THE EXERCISE
Return all of the entries exactly, with nothing added or left out.

## begin

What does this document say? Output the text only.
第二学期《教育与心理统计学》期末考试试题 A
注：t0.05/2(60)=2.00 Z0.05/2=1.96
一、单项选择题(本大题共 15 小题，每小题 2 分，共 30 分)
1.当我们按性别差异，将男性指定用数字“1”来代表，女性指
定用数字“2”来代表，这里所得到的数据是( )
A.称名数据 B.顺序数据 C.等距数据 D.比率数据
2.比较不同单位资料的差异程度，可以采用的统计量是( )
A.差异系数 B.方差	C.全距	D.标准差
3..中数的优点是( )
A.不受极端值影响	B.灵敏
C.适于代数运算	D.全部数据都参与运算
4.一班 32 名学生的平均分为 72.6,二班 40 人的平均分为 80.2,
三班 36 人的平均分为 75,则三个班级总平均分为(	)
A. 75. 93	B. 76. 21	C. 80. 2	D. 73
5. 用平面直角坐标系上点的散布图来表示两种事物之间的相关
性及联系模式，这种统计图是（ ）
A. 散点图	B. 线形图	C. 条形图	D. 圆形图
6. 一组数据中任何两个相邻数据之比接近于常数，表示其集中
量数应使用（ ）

## end

RESULT BELOW
What does this document say? Output the text only.
第二学期《教育与心理统计学》期末考试试题 A
注：t0.05/2(60)=2.00 Z0.05/2=1.96
一、单项选择题(本大题共 15 小题，每小题 2 分，共 30 分)
1.当我们按性别差异，将男性指定用数字“1”来代表，女性指
定用数字“2”来代表，这里所得到的数据是( )
A.称名数据 B.顺序数据 C.等距数据 D.比率数据
2.比较不同单位资料的差异程度，可以采用的统计量是( )
A.差异系数 B.方差	C.全距	D.标准差
3..中数的优点是( )
A.不受极端值影响	B.灵敏
C.适于代数运算	D.全部数据都参与运算
4.一班 32 名学生的平均分为 72.6,二班 40 人的平均分为 80.2,
三班 36 人的平均分为 75,则三个班级总平均分为(	)
A. 75. 93	B. 76. 21	C. 80. 2	D. 73
5. 用平面直角坐标系上点的散布图来表示两种事物之间的相关
性及联系模式，这种统计图是（ ）
A. 散点图	B. 线形图	C. 条形图	D. 圆形图
6. 一组数据中任何两个相邻数据之比接近于常数，表示其集中
量数应使用（ ）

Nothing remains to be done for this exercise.